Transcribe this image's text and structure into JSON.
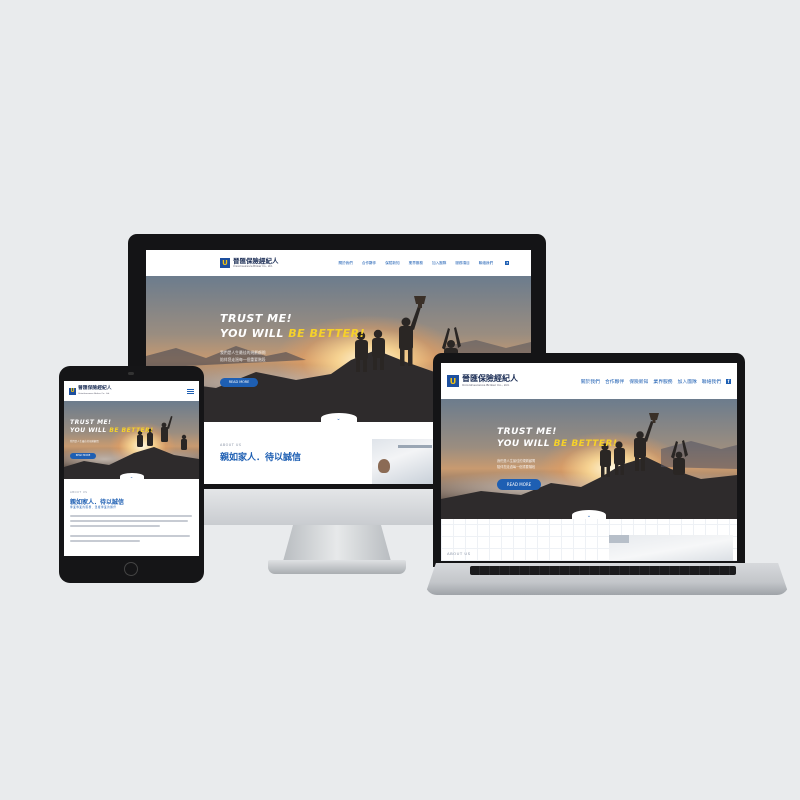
{
  "brand": {
    "name_zh": "晉匯保險經紀人",
    "name_en": "UnionInsurance Broker Co., Ltd.",
    "logo_letter": "U",
    "primary_color": "#1e5fb3",
    "accent_color": "#f6d12a"
  },
  "nav": {
    "items": [
      "關於我們",
      "合作夥伴",
      "保險新知",
      "業界服務",
      "加入團隊",
      "聯絡我們"
    ]
  },
  "desktop_nav": {
    "items": [
      "關於我們",
      "合作夥伴",
      "保險新知",
      "業界服務",
      "加入團隊",
      "服務項目",
      "聯絡我們"
    ]
  },
  "hero": {
    "line1": "TRUST ME!",
    "line2_prefix": "YOU WILL ",
    "line2_highlight": "BE BETTER!",
    "sub1": "我們是人生最佳的規劃顧問",
    "sub2": "陪伴您走過每一個重要階段",
    "button": "READ MORE",
    "scroll_icon": "chevron-down-icon"
  },
  "about": {
    "label": "ABOUT US",
    "title": "親如家人．待以誠信",
    "subtitle": "專業專業的服務．溫暖專業的夥伴",
    "para1": "一直是台灣最信任的夥伴，我們提供專業的保險規劃與全方位的理賠服務，為每一位客戶量身打造最適合的保障。",
    "para2": "與我們一起迎向更美好的未來，讓專業成為您最堅強的後盾。"
  },
  "icons": {
    "facebook": "facebook-icon",
    "menu": "hamburger-menu-icon",
    "trophy": "trophy-icon"
  }
}
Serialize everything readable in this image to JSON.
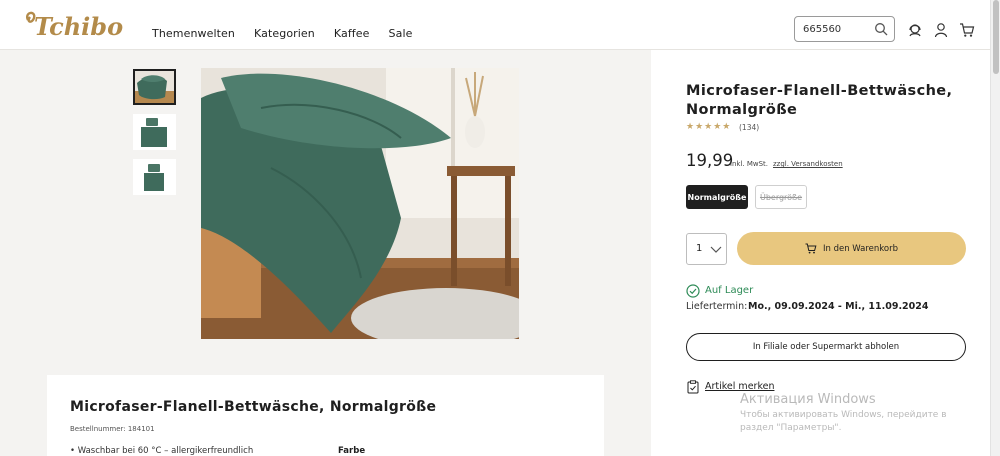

□ □ □ □ □

> **Goal of the exercise**
Except for the pictures, reproduce every line exactly.

> **Response to this exercise**
Transcribe this image's text and structure into JSON.
{
  "brand": {
    "name_zh": "晉匯保險經紀人",
    "name_en": "UnionInsurance Broker Co., Ltd.",
    "logo_letter": "U",
    "primary_color": "#1e5fb3",
    "accent_color": "#f6d12a"
  },
  "nav": {
    "items": [
      "關於我們",
      "合作夥伴",
      "保險新知",
      "業界服務",
      "加入團隊",
      "聯絡我們"
    ]
  },
  "desktop_nav": {
    "items": [
      "關於我們",
      "合作夥伴",
      "保險新知",
      "業界服務",
      "加入團隊",
      "服務項目",
      "聯絡我們"
    ]
  },
  "hero": {
    "line1": "TRUST ME!",
    "line2_prefix": "YOU WILL ",
    "line2_highlight": "BE BETTER!",
    "sub1": "我們是人生最佳的規劃顧問",
    "sub2": "陪伴您走過每一個重要階段",
    "button": "READ MORE",
    "scroll_icon": "chevron-down-icon"
  },
  "about": {
    "label": "ABOUT US",
    "title": "親如家人．待以誠信",
    "subtitle": "專業專業的服務．溫暖專業的夥伴",
    "para1": "一直是台灣最信任的夥伴，我們提供專業的保險規劃與全方位的理賠服務，為每一位客戶量身打造最適合的保障。",
    "para2": "與我們一起迎向更美好的未來，讓專業成為您最堅強的後盾。"
  },
  "icons": {
    "facebook": "facebook-icon",
    "menu": "hamburger-menu-icon",
    "trophy": "trophy-icon"
  }
}
Serialize everything readable in this image to JSON.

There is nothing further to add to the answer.